WRITTEN EXERCISE
In the following material, identify every line holding the string "passage" and return it.
-- START LISTED ENTRIES --
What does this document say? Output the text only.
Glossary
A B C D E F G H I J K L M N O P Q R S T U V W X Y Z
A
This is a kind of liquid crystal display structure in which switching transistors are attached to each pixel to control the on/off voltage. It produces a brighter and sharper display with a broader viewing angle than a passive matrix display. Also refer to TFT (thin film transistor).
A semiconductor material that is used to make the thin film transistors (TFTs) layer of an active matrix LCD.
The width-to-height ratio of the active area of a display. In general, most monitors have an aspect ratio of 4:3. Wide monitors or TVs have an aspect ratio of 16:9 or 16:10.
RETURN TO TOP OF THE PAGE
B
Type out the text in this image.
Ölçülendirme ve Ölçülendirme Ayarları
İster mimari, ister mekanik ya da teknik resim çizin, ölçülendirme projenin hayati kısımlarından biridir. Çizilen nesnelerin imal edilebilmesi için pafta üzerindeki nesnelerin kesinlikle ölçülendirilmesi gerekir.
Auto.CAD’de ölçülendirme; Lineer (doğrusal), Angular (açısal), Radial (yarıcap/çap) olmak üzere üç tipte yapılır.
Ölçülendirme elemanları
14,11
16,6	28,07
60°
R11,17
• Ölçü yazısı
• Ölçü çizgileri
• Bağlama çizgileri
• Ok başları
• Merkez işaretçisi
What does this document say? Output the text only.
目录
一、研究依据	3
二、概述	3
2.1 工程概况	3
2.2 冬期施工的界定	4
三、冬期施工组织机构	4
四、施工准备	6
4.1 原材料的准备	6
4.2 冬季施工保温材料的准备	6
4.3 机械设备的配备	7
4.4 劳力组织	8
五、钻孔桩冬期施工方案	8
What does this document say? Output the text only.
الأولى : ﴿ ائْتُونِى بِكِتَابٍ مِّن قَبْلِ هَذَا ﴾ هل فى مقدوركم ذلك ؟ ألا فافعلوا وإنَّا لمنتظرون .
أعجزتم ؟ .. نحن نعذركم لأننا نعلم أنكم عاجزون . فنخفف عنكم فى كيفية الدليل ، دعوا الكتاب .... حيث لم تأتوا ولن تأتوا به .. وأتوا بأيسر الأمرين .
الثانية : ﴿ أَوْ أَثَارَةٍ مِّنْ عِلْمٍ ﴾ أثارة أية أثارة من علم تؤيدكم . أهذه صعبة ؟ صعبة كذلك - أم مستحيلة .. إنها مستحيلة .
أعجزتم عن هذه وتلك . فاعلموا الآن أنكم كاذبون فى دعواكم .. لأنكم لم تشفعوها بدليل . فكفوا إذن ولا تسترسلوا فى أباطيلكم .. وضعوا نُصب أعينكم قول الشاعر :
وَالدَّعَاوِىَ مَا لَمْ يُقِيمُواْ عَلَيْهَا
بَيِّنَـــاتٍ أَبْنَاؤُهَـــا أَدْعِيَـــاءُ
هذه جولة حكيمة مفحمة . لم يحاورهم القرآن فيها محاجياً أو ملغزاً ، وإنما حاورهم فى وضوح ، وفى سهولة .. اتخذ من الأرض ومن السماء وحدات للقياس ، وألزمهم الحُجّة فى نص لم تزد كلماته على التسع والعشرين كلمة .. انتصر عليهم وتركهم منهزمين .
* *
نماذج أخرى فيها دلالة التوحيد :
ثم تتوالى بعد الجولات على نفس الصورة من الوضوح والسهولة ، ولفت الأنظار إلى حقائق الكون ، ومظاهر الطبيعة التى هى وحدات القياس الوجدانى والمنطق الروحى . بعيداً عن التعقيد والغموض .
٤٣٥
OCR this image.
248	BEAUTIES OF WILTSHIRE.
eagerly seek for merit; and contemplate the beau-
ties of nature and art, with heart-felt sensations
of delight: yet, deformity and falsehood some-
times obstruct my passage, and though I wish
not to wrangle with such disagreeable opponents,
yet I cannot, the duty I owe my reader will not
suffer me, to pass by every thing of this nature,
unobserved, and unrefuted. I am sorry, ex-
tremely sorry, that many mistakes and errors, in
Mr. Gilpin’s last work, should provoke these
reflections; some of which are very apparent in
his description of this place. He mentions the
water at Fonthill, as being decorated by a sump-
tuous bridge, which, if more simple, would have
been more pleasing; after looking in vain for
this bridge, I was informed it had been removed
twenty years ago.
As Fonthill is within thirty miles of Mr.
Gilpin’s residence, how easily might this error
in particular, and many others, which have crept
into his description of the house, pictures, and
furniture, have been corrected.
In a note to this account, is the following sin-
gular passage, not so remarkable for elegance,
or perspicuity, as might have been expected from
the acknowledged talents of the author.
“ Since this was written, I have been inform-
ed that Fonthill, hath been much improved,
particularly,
-- END LISTED ENTRIES --
SOLVED PROBLEM
times obstruct my passage, and though I wish
gular passage, not so remarkable for elegance,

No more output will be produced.